Goal of the exercise: Beginning with the line containing "Give me the" and ending with the last line, repeat the records exactly.

Stored rows:
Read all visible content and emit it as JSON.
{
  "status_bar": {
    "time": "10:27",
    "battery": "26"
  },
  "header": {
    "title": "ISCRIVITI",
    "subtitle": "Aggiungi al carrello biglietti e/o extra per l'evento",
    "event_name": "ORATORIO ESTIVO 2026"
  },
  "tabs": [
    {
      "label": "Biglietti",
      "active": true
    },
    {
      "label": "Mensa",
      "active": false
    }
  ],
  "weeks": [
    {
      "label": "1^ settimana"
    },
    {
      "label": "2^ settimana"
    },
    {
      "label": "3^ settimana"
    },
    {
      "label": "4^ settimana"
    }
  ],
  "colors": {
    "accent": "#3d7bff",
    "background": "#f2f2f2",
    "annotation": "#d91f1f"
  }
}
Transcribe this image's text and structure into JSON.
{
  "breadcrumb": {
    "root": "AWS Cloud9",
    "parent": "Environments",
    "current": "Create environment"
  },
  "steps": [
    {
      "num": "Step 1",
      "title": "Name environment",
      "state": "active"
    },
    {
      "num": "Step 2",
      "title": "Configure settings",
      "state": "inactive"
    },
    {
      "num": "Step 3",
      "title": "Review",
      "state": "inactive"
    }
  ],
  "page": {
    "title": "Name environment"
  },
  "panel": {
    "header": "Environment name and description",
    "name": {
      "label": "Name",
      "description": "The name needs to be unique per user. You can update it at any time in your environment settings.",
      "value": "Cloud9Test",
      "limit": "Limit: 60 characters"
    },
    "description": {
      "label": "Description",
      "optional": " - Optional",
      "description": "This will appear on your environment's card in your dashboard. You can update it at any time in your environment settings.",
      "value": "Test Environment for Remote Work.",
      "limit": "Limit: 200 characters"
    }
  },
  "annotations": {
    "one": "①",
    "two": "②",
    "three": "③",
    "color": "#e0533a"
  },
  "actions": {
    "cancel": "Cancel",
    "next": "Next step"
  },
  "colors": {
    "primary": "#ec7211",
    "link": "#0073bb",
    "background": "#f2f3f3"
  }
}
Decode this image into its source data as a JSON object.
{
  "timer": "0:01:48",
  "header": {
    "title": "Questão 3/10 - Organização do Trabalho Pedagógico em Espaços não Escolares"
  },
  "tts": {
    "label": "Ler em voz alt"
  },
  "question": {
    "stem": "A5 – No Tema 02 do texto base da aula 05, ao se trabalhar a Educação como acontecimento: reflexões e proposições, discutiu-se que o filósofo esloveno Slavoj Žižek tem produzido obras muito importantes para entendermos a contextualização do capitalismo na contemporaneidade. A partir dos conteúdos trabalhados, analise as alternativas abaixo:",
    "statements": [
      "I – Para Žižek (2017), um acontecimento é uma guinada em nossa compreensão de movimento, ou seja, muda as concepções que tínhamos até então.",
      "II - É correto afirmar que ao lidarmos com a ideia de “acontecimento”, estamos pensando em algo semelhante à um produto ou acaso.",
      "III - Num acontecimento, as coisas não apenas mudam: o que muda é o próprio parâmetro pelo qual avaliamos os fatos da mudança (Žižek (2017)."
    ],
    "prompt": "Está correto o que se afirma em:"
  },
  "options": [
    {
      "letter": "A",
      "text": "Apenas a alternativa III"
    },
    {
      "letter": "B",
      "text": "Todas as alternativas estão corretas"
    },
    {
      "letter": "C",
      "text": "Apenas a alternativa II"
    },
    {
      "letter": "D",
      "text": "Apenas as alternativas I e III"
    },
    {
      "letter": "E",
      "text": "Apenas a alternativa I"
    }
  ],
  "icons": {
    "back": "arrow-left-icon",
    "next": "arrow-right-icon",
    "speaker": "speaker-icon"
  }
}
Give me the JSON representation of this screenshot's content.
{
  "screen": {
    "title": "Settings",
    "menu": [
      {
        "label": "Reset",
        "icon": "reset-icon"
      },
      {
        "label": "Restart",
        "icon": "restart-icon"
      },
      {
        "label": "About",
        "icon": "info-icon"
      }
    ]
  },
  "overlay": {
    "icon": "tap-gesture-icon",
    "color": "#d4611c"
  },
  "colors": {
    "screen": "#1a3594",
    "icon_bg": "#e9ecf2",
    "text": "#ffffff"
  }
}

Task result:
Give me the JSON representation of this screenshot's content.
{
  "screen": {
    "title": "Settings",
    "menu": [
      {
        "label": "Reset",
        "icon": "reset-icon"
      },
      {
        "label": "Restart",
        "icon": "restart-icon"
      },
      {
        "label": "About",
        "icon": "info-icon"
      }
    ]
  },
  "overlay": {
    "icon": "tap-gesture-icon",
    "color": "#d4611c"
  },
  "colors": {
    "screen": "#1a3594",
    "icon_bg": "#e9ecf2",
    "text": "#ffffff"
  }
}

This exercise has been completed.